WRITTEN REQUEST —
In your copy, repeat the records exactly and leave out the pictures.

SOURCE RECORDS —
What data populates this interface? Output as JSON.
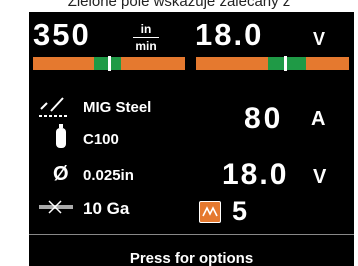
{
  "caption": "Zielone pole wskazuje zalecany z",
  "top": {
    "wfs_value": "350",
    "wfs_unit_num": "in",
    "wfs_unit_den": "min",
    "wfs_bar": {
      "zone_start": 0.4,
      "zone_end": 0.58,
      "marker": 0.5
    },
    "volt_value": "18.0",
    "volt_unit": "V",
    "volt_bar": {
      "zone_start": 0.47,
      "zone_end": 0.72,
      "marker": 0.58
    }
  },
  "rows": {
    "process_label": "MIG Steel",
    "gas_label": "C100",
    "wire_label": "0.025in",
    "diameter_glyph": "Ø",
    "thickness_label": "10 Ga"
  },
  "readouts": {
    "amps_value": "80",
    "amps_unit": "A",
    "volts_value": "18.0",
    "volts_unit": "V",
    "pinch_value": "5"
  },
  "footer": {
    "label": "Press for options"
  },
  "colors": {
    "bar": "#e5792f",
    "zone": "#1f9a46",
    "screen": "#000000"
  },
  "icons": [
    "weld-torch-icon",
    "gas-cylinder-icon",
    "diameter-icon",
    "material-thickness-icon",
    "pinch-icon"
  ]
}
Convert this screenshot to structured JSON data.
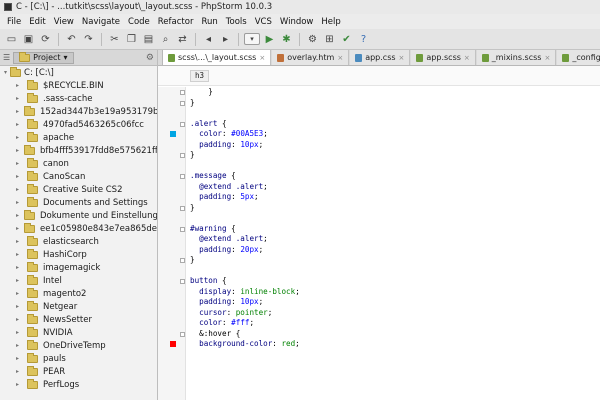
{
  "window": {
    "title": "C - [C:\\] - ...tutkit\\scss\\layout\\_layout.scss - PhpStorm 10.0.3"
  },
  "menu": [
    "File",
    "Edit",
    "View",
    "Navigate",
    "Code",
    "Refactor",
    "Run",
    "Tools",
    "VCS",
    "Window",
    "Help"
  ],
  "toolbar": {
    "icons": [
      "folder-open-icon",
      "save-icon",
      "sync-icon",
      "undo-icon",
      "redo-icon",
      "cut-icon",
      "copy-icon",
      "paste-icon",
      "find-icon",
      "replace-icon",
      "back-icon",
      "forward-icon",
      "run-config-icon",
      "run-icon",
      "debug-icon",
      "settings-icon",
      "project-structure-icon",
      "vcs-icon",
      "help-icon"
    ]
  },
  "project_panel": {
    "tab_label": "Project",
    "root": "C: [C:\\]",
    "items": [
      "$RECYCLE.BIN",
      ".sass-cache",
      "152ad3447b3e19a953179b5bbc7a",
      "4970fad5463265c06fcc",
      "apache",
      "bfb4fff53917fdd8e575621ff0286a",
      "canon",
      "CanoScan",
      "Creative Suite CS2",
      "Documents and Settings",
      "Dokumente und Einstellungen",
      "ee1c05980e843e7ea865de091f68b",
      "elasticsearch",
      "HashiCorp",
      "imagemagick",
      "Intel",
      "magento2",
      "Netgear",
      "NewsSetter",
      "NVIDIA",
      "OneDriveTemp",
      "pauls",
      "PEAR",
      "PerfLogs"
    ]
  },
  "tabs": [
    {
      "label": "scss\\...\\_layout.scss",
      "type": "scss",
      "active": true
    },
    {
      "label": "overlay.htm",
      "type": "html",
      "active": false
    },
    {
      "label": "app.css",
      "type": "css",
      "active": false
    },
    {
      "label": "app.scss",
      "type": "scss",
      "active": false
    },
    {
      "label": "_mixins.scss",
      "type": "scss",
      "active": false
    },
    {
      "label": "_config.scss",
      "type": "scss",
      "active": false
    }
  ],
  "breadcrumb": "h3",
  "code": {
    "lines": [
      [
        [
          "plain",
          "    }"
        ]
      ],
      [
        [
          "plain",
          "}"
        ]
      ],
      [
        [
          "plain",
          ""
        ]
      ],
      [
        [
          "selector",
          ".alert"
        ],
        [
          "plain",
          " {"
        ]
      ],
      [
        [
          "prop",
          "  color"
        ],
        [
          "plain",
          ": "
        ],
        [
          "num",
          "#00A5E3"
        ],
        [
          "plain",
          ";"
        ]
      ],
      [
        [
          "prop",
          "  padding"
        ],
        [
          "plain",
          ": "
        ],
        [
          "num",
          "10px"
        ],
        [
          "plain",
          ";"
        ]
      ],
      [
        [
          "plain",
          "}"
        ]
      ],
      [
        [
          "plain",
          ""
        ]
      ],
      [
        [
          "selector",
          ".message"
        ],
        [
          "plain",
          " {"
        ]
      ],
      [
        [
          "at",
          "  @extend"
        ],
        [
          "plain",
          " "
        ],
        [
          "selector",
          ".alert"
        ],
        [
          "plain",
          ";"
        ]
      ],
      [
        [
          "prop",
          "  padding"
        ],
        [
          "plain",
          ": "
        ],
        [
          "num",
          "5px"
        ],
        [
          "plain",
          ";"
        ]
      ],
      [
        [
          "plain",
          "}"
        ]
      ],
      [
        [
          "plain",
          ""
        ]
      ],
      [
        [
          "selector",
          "#warning"
        ],
        [
          "plain",
          " {"
        ]
      ],
      [
        [
          "at",
          "  @extend"
        ],
        [
          "plain",
          " "
        ],
        [
          "selector",
          ".alert"
        ],
        [
          "plain",
          ";"
        ]
      ],
      [
        [
          "prop",
          "  padding"
        ],
        [
          "plain",
          ": "
        ],
        [
          "num",
          "20px"
        ],
        [
          "plain",
          ";"
        ]
      ],
      [
        [
          "plain",
          "}"
        ]
      ],
      [
        [
          "plain",
          ""
        ]
      ],
      [
        [
          "selector",
          "button"
        ],
        [
          "plain",
          " {"
        ]
      ],
      [
        [
          "prop",
          "  display"
        ],
        [
          "plain",
          ": "
        ],
        [
          "val",
          "inline-block"
        ],
        [
          "plain",
          ";"
        ]
      ],
      [
        [
          "prop",
          "  padding"
        ],
        [
          "plain",
          ": "
        ],
        [
          "num",
          "10px"
        ],
        [
          "plain",
          ";"
        ]
      ],
      [
        [
          "prop",
          "  cursor"
        ],
        [
          "plain",
          ": "
        ],
        [
          "val",
          "pointer"
        ],
        [
          "plain",
          ";"
        ]
      ],
      [
        [
          "prop",
          "  color"
        ],
        [
          "plain",
          ": "
        ],
        [
          "num",
          "#fff"
        ],
        [
          "plain",
          ";"
        ]
      ],
      [
        [
          "plain",
          "  &:hover {"
        ]
      ],
      [
        [
          "prop",
          "  background-color"
        ],
        [
          "plain",
          ": "
        ],
        [
          "val",
          "red"
        ],
        [
          "plain",
          ";"
        ]
      ],
      [
        [
          "plain",
          ""
        ]
      ],
      [
        [
          "plain",
          ""
        ]
      ]
    ]
  },
  "swatches": [
    {
      "line": 4,
      "color": "#00A5E3"
    },
    {
      "line": 24,
      "color": "#ff0000"
    }
  ]
}
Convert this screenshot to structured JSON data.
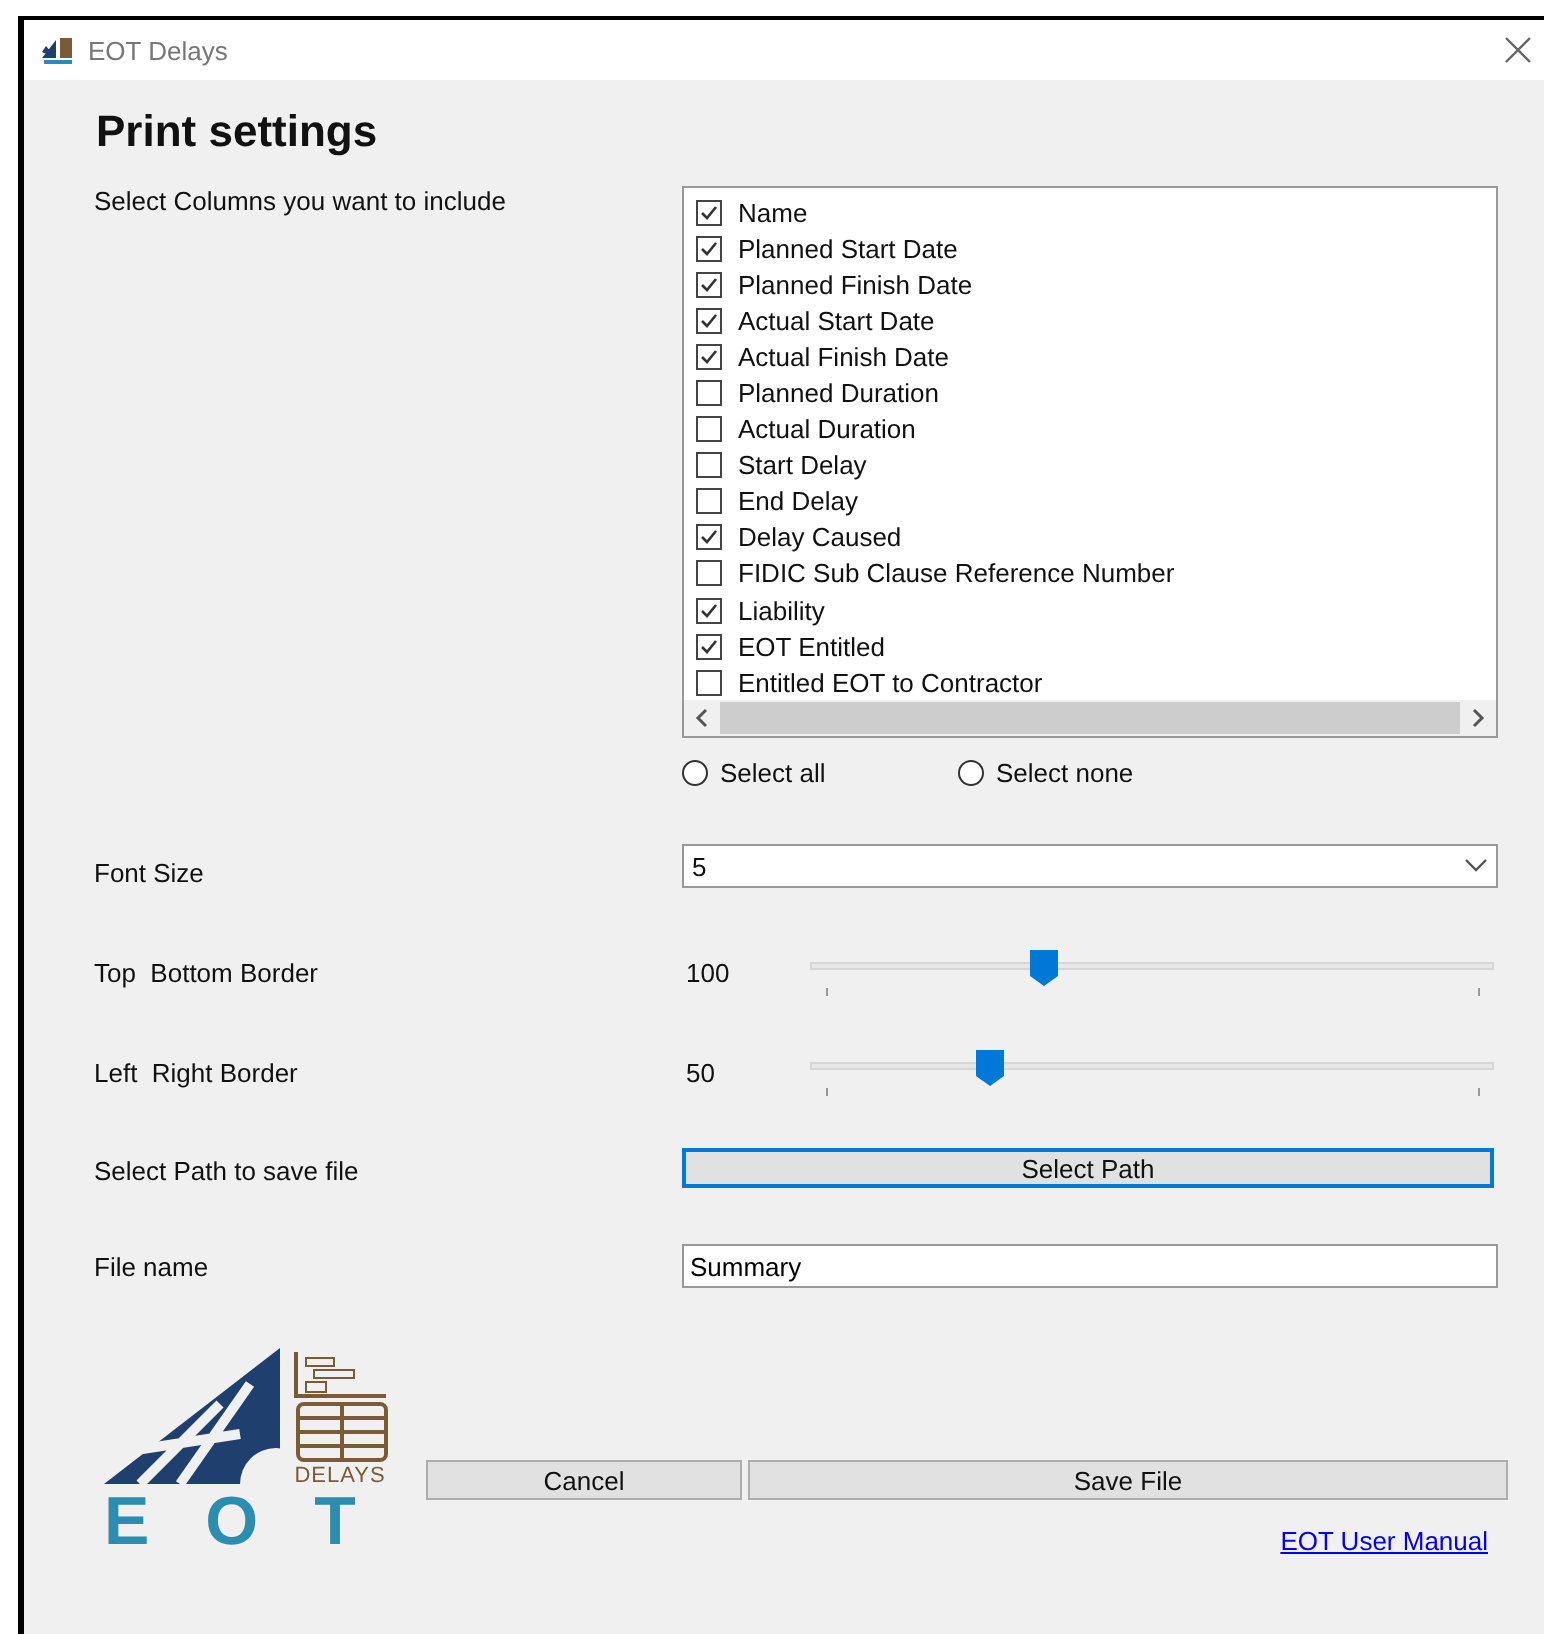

EXERCISE ANSWER —
What data populates this interface? Output as JSON.
{
  "caption": "Zielone pole wskazuje zalecany z",
  "top": {
    "wfs_value": "350",
    "wfs_unit_num": "in",
    "wfs_unit_den": "min",
    "wfs_bar": {
      "zone_start": 0.4,
      "zone_end": 0.58,
      "marker": 0.5
    },
    "volt_value": "18.0",
    "volt_unit": "V",
    "volt_bar": {
      "zone_start": 0.47,
      "zone_end": 0.72,
      "marker": 0.58
    }
  },
  "rows": {
    "process_label": "MIG Steel",
    "gas_label": "C100",
    "wire_label": "0.025in",
    "diameter_glyph": "Ø",
    "thickness_label": "10 Ga"
  },
  "readouts": {
    "amps_value": "80",
    "amps_unit": "A",
    "volts_value": "18.0",
    "volts_unit": "V",
    "pinch_value": "5"
  },
  "footer": {
    "label": "Press for options"
  },
  "colors": {
    "bar": "#e5792f",
    "zone": "#1f9a46",
    "screen": "#000000"
  },
  "icons": [
    "weld-torch-icon",
    "gas-cylinder-icon",
    "diameter-icon",
    "material-thickness-icon",
    "pinch-icon"
  ]
}
Convert this screenshot to structured JSON data.
{
  "window": {
    "title": "C - [C:\\] - ...tutkit\\scss\\layout\\_layout.scss - PhpStorm 10.0.3"
  },
  "menu": [
    "File",
    "Edit",
    "View",
    "Navigate",
    "Code",
    "Refactor",
    "Run",
    "Tools",
    "VCS",
    "Window",
    "Help"
  ],
  "toolbar": {
    "icons": [
      "folder-open-icon",
      "save-icon",
      "sync-icon",
      "undo-icon",
      "redo-icon",
      "cut-icon",
      "copy-icon",
      "paste-icon",
      "find-icon",
      "replace-icon",
      "back-icon",
      "forward-icon",
      "run-config-icon",
      "run-icon",
      "debug-icon",
      "settings-icon",
      "project-structure-icon",
      "vcs-icon",
      "help-icon"
    ]
  },
  "project_panel": {
    "tab_label": "Project",
    "root": "C: [C:\\]",
    "items": [
      "$RECYCLE.BIN",
      ".sass-cache",
      "152ad3447b3e19a953179b5bbc7a",
      "4970fad5463265c06fcc",
      "apache",
      "bfb4fff53917fdd8e575621ff0286a",
      "canon",
      "CanoScan",
      "Creative Suite CS2",
      "Documents and Settings",
      "Dokumente und Einstellungen",
      "ee1c05980e843e7ea865de091f68b",
      "elasticsearch",
      "HashiCorp",
      "imagemagick",
      "Intel",
      "magento2",
      "Netgear",
      "NewsSetter",
      "NVIDIA",
      "OneDriveTemp",
      "pauls",
      "PEAR",
      "PerfLogs"
    ]
  },
  "tabs": [
    {
      "label": "scss\\...\\_layout.scss",
      "type": "scss",
      "active": true
    },
    {
      "label": "overlay.htm",
      "type": "html",
      "active": false
    },
    {
      "label": "app.css",
      "type": "css",
      "active": false
    },
    {
      "label": "app.scss",
      "type": "scss",
      "active": false
    },
    {
      "label": "_mixins.scss",
      "type": "scss",
      "active": false
    },
    {
      "label": "_config.scss",
      "type": "scss",
      "active": false
    }
  ],
  "breadcrumb": "h3",
  "code": {
    "lines": [
      [
        [
          "plain",
          "    }"
        ]
      ],
      [
        [
          "plain",
          "}"
        ]
      ],
      [
        [
          "plain",
          ""
        ]
      ],
      [
        [
          "selector",
          ".alert"
        ],
        [
          "plain",
          " {"
        ]
      ],
      [
        [
          "prop",
          "  color"
        ],
        [
          "plain",
          ": "
        ],
        [
          "num",
          "#00A5E3"
        ],
        [
          "plain",
          ";"
        ]
      ],
      [
        [
          "prop",
          "  padding"
        ],
        [
          "plain",
          ": "
        ],
        [
          "num",
          "10px"
        ],
        [
          "plain",
          ";"
        ]
      ],
      [
        [
          "plain",
          "}"
        ]
      ],
      [
        [
          "plain",
          ""
        ]
      ],
      [
        [
          "selector",
          ".message"
        ],
        [
          "plain",
          " {"
        ]
      ],
      [
        [
          "at",
          "  @extend"
        ],
        [
          "plain",
          " "
        ],
        [
          "selector",
          ".alert"
        ],
        [
          "plain",
          ";"
        ]
      ],
      [
        [
          "prop",
          "  padding"
        ],
        [
          "plain",
          ": "
        ],
        [
          "num",
          "5px"
        ],
        [
          "plain",
          ";"
        ]
      ],
      [
        [
          "plain",
          "}"
        ]
      ],
      [
        [
          "plain",
          ""
        ]
      ],
      [
        [
          "selector",
          "#warning"
        ],
        [
          "plain",
          " {"
        ]
      ],
      [
        [
          "at",
          "  @extend"
        ],
        [
          "plain",
          " "
        ],
        [
          "selector",
          ".alert"
        ],
        [
          "plain",
          ";"
        ]
      ],
      [
        [
          "prop",
          "  padding"
        ],
        [
          "plain",
          ": "
        ],
        [
          "num",
          "20px"
        ],
        [
          "plain",
          ";"
        ]
      ],
      [
        [
          "plain",
          "}"
        ]
      ],
      [
        [
          "plain",
          ""
        ]
      ],
      [
        [
          "selector",
          "button"
        ],
        [
          "plain",
          " {"
        ]
      ],
      [
        [
          "prop",
          "  display"
        ],
        [
          "plain",
          ": "
        ],
        [
          "val",
          "inline-block"
        ],
        [
          "plain",
          ";"
        ]
      ],
      [
        [
          "prop",
          "  padding"
        ],
        [
          "plain",
          ": "
        ],
        [
          "num",
          "10px"
        ],
        [
          "plain",
          ";"
        ]
      ],
      [
        [
          "prop",
          "  cursor"
        ],
        [
          "plain",
          ": "
        ],
        [
          "val",
          "pointer"
        ],
        [
          "plain",
          ";"
        ]
      ],
      [
        [
          "prop",
          "  color"
        ],
        [
          "plain",
          ": "
        ],
        [
          "num",
          "#fff"
        ],
        [
          "plain",
          ";"
        ]
      ],
      [
        [
          "plain",
          "  &:hover {"
        ]
      ],
      [
        [
          "prop",
          "  background-color"
        ],
        [
          "plain",
          ": "
        ],
        [
          "val",
          "red"
        ],
        [
          "plain",
          ";"
        ]
      ],
      [
        [
          "plain",
          ""
        ]
      ],
      [
        [
          "plain",
          ""
        ]
      ]
    ]
  },
  "swatches": [
    {
      "line": 4,
      "color": "#00A5E3"
    },
    {
      "line": 24,
      "color": "#ff0000"
    }
  ]
}
Convert this screenshot to structured JSON data.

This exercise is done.